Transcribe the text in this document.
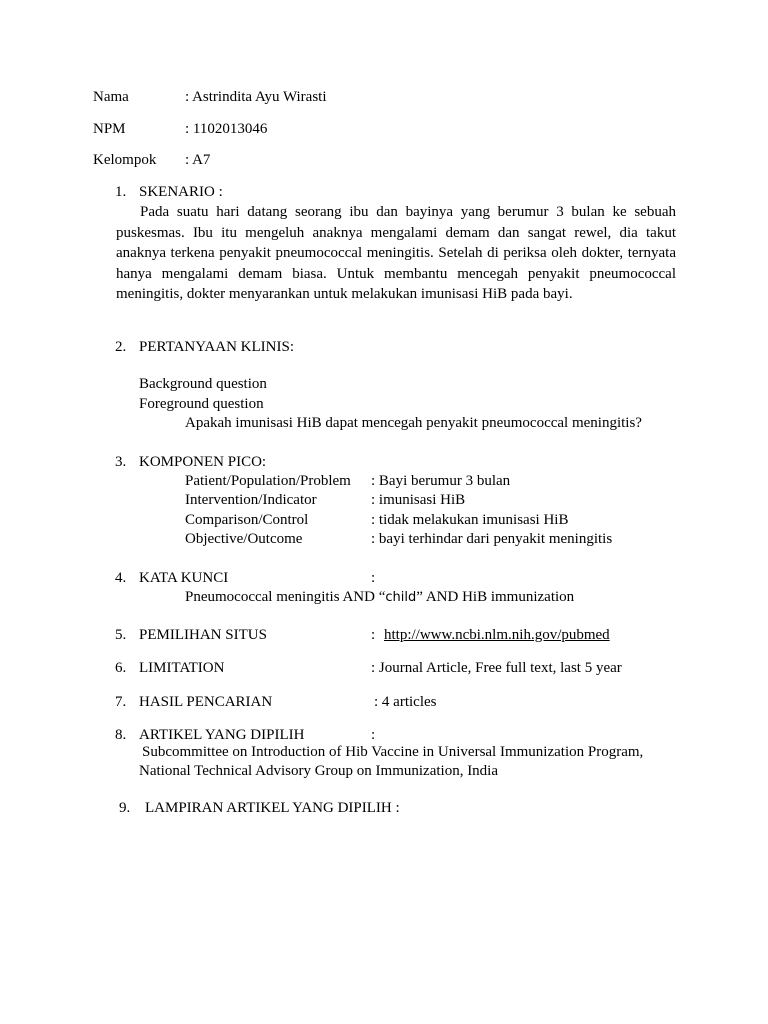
Nama	: Astrindita Ayu Wirasti
NPM	: 1102013046
Kelompok : A7
1. SKENARIO :
Pada suatu hari datang seorang ibu dan bayinya yang berumur 3 bulan ke sebuah puskesmas. Ibu itu mengeluh anaknya mengalami demam dan sangat rewel, dia takut anaknya terkena penyakit pneumococcal meningitis. Setelah di periksa oleh dokter, ternyata hanya mengalami demam biasa. Untuk membantu mencegah penyakit pneumococcal meningitis, dokter menyarankan untuk melakukan imunisasi HiB pada bayi.
2. PERTANYAAN KLINIS:
Background question
Foreground question
Apakah imunisasi HiB dapat mencegah penyakit pneumococcal meningitis?
3. KOMPONEN PICO:
Patient/Population/Problem : Bayi berumur 3 bulan
Intervention/Indicator	: imunisasi HiB
Comparison/Control	: tidak melakukan imunisasi HiB
Objective/Outcome	: bayi terhindar dari penyakit meningitis
4. KATA KUNCI	:
Pneumococcal meningitis AND “child” AND HiB immunization
5. PEMILIHAN SITUS	: http://www.ncbi.nlm.nih.gov/pubmed
6. LIMITATION	: Journal Article, Free full text, last 5 year
7. HASIL PENCARIAN	: 4 articles
8. ARTIKEL YANG DIPILIH	:
Subcommittee on Introduction of Hib Vaccine in Universal Immunization Program,
National Technical Advisory Group on Immunization, India
9. LAMPIRAN ARTIKEL YANG DIPILIH :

•••

== Exercise brief ==
Copy out all the records exactly, excluding pictures.

== Reply ==
Transcribe the text in this document.
Nama	: Astrindita Ayu Wirasti
NPM	: 1102013046
Kelompok : A7
1. SKENARIO :
Pada suatu hari datang seorang ibu dan bayinya yang berumur 3 bulan ke sebuah puskesmas. Ibu itu mengeluh anaknya mengalami demam dan sangat rewel, dia takut anaknya terkena penyakit pneumococcal meningitis. Setelah di periksa oleh dokter, ternyata hanya mengalami demam biasa. Untuk membantu mencegah penyakit pneumococcal meningitis, dokter menyarankan untuk melakukan imunisasi HiB pada bayi.
2. PERTANYAAN KLINIS:
Background question
Foreground question
Apakah imunisasi HiB dapat mencegah penyakit pneumococcal meningitis?
3. KOMPONEN PICO:
Patient/Population/Problem : Bayi berumur 3 bulan
Intervention/Indicator	: imunisasi HiB
Comparison/Control	: tidak melakukan imunisasi HiB
Objective/Outcome	: bayi terhindar dari penyakit meningitis
4. KATA KUNCI	:
Pneumococcal meningitis AND “child” AND HiB immunization
5. PEMILIHAN SITUS	: http://www.ncbi.nlm.nih.gov/pubmed
6. LIMITATION	: Journal Article, Free full text, last 5 year
7. HASIL PENCARIAN	: 4 articles
8. ARTIKEL YANG DIPILIH	:
Subcommittee on Introduction of Hib Vaccine in Universal Immunization Program,
National Technical Advisory Group on Immunization, India
9. LAMPIRAN ARTIKEL YANG DIPILIH :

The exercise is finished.